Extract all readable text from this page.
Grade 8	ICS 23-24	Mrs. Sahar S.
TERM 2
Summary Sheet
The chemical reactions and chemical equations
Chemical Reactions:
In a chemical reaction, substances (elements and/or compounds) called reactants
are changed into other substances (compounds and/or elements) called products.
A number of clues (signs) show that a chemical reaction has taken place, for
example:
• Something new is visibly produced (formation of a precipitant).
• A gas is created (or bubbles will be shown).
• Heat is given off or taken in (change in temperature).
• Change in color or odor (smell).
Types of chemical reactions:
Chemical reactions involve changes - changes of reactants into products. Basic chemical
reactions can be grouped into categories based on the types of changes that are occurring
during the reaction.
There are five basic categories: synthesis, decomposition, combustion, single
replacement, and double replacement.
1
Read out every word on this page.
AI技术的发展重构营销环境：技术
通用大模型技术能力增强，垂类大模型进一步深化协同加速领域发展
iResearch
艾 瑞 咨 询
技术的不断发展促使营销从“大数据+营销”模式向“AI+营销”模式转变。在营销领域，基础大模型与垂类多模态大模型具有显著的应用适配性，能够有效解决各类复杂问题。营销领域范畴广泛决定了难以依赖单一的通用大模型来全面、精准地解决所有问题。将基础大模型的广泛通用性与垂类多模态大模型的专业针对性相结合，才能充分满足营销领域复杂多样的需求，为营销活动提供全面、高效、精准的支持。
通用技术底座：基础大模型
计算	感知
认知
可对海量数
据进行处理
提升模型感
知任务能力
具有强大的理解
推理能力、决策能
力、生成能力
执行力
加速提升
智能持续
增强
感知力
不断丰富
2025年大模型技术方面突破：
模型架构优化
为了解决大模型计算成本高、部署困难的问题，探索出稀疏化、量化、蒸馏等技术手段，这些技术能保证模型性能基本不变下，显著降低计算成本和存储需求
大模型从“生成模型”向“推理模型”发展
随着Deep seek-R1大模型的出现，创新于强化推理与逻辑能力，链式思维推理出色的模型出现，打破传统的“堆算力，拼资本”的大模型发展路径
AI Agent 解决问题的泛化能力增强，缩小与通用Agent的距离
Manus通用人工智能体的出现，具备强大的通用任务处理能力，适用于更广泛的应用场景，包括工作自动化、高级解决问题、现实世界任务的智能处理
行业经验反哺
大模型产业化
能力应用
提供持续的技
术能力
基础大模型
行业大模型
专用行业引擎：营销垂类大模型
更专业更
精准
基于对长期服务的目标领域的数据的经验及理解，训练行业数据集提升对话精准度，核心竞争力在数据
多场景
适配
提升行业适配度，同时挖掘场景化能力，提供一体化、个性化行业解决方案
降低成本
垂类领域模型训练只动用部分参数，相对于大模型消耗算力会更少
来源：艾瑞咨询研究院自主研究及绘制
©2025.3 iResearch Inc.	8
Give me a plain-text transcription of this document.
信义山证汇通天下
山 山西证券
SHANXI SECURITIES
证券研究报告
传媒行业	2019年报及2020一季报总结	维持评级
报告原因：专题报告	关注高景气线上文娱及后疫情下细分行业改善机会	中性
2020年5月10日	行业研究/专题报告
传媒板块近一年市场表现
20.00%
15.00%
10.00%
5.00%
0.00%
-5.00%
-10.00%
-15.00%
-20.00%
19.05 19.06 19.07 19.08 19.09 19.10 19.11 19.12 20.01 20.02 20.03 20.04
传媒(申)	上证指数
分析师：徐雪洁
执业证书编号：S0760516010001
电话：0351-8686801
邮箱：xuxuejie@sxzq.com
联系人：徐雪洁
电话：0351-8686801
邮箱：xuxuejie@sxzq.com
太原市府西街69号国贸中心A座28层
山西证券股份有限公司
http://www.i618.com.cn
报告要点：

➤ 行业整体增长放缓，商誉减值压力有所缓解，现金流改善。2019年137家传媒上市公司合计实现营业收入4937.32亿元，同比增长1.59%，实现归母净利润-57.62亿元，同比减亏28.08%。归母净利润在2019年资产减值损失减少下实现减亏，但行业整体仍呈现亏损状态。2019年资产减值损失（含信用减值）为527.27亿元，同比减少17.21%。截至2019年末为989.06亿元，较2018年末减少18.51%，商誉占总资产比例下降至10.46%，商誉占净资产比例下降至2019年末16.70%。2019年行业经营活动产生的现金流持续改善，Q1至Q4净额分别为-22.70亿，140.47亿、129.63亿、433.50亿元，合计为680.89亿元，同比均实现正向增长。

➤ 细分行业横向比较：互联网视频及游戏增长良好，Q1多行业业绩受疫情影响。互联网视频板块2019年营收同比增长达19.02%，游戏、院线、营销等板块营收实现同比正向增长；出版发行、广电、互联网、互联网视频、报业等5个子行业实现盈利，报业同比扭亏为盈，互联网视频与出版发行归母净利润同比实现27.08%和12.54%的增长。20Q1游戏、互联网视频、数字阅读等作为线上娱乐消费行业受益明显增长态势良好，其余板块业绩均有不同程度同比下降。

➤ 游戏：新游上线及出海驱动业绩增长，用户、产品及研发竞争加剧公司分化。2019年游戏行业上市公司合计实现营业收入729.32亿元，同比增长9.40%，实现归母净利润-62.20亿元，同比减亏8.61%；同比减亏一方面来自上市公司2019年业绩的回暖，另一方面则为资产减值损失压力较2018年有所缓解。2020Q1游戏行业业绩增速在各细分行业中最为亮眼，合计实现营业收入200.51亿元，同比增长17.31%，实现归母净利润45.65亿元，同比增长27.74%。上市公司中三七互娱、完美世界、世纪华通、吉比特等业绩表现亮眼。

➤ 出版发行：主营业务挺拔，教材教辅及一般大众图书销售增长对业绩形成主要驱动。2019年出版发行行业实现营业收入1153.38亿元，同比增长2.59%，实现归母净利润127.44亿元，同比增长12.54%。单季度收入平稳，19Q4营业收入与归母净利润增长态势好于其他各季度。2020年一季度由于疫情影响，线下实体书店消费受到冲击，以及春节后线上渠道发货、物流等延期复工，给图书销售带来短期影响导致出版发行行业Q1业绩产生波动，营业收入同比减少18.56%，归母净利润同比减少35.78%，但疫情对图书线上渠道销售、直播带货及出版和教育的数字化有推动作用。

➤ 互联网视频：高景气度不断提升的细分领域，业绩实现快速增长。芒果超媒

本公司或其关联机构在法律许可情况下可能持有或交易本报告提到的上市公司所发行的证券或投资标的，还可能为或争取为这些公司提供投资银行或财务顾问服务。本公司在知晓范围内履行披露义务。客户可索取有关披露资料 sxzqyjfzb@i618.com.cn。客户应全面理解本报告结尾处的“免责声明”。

+ + + +

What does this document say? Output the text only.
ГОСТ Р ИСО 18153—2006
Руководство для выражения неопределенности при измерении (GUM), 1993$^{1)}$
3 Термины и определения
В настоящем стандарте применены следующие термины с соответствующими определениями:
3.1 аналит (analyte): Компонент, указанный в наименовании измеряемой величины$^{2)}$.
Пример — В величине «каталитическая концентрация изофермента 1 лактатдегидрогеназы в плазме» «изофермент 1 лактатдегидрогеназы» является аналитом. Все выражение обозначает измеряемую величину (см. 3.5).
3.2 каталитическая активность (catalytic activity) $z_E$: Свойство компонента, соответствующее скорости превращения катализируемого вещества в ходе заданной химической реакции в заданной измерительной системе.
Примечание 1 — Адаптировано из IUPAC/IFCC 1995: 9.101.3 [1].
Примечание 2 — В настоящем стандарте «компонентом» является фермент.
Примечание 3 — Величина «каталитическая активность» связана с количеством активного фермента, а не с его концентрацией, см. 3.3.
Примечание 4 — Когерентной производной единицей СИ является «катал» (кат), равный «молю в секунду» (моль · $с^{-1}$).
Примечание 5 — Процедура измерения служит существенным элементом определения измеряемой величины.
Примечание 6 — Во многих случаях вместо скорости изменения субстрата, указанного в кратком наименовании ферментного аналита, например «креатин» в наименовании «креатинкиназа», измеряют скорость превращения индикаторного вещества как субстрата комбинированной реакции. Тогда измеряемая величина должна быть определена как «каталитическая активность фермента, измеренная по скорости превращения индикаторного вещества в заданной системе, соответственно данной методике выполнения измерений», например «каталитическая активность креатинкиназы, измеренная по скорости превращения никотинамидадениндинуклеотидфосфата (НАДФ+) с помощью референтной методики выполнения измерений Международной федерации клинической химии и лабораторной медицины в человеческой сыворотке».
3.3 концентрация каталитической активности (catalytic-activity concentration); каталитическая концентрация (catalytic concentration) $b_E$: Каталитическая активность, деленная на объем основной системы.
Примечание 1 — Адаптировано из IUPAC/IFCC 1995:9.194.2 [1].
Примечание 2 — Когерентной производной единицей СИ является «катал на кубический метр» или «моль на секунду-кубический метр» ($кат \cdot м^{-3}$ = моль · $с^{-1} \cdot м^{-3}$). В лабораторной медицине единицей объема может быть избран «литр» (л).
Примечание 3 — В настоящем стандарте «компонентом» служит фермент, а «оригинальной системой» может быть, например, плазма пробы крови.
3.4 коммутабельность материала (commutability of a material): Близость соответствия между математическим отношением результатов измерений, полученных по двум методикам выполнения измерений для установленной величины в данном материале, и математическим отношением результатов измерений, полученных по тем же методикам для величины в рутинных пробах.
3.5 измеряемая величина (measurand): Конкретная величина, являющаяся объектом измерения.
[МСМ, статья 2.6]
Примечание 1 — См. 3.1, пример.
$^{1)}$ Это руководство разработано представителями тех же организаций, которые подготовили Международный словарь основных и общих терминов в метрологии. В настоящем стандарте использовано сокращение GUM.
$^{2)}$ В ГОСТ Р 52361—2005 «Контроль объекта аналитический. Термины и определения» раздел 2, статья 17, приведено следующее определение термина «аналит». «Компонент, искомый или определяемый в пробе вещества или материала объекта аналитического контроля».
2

+ + + +

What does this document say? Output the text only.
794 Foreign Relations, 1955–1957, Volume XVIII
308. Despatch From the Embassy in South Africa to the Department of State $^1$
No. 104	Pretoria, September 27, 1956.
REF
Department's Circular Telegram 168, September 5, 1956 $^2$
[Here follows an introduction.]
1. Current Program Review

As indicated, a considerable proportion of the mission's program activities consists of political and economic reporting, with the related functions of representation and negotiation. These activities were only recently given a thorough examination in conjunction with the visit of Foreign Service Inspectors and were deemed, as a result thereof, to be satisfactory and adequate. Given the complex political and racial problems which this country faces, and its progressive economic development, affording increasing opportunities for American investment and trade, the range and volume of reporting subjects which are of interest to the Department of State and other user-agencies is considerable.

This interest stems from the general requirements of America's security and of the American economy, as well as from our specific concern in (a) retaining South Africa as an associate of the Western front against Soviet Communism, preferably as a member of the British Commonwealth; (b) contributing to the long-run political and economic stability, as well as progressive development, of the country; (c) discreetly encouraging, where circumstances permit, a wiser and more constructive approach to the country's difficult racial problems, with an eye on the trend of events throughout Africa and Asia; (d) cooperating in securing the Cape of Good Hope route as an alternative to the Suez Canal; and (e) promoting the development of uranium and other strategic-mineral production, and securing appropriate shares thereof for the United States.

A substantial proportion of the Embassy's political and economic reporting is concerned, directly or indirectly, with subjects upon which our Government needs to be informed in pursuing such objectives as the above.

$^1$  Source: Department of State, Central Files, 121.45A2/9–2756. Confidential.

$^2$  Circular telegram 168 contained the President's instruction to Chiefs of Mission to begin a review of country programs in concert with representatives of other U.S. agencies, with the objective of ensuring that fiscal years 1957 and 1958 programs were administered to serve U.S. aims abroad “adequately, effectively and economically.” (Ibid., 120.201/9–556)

+ + + +

» Aim: Each line in the data that holds the string "categories" should be found and copied.

» Result of this task:
reactions can be grouped into categories based on the types of changes that are occurring
There are five basic categories: synthesis, decomposition, combustion, single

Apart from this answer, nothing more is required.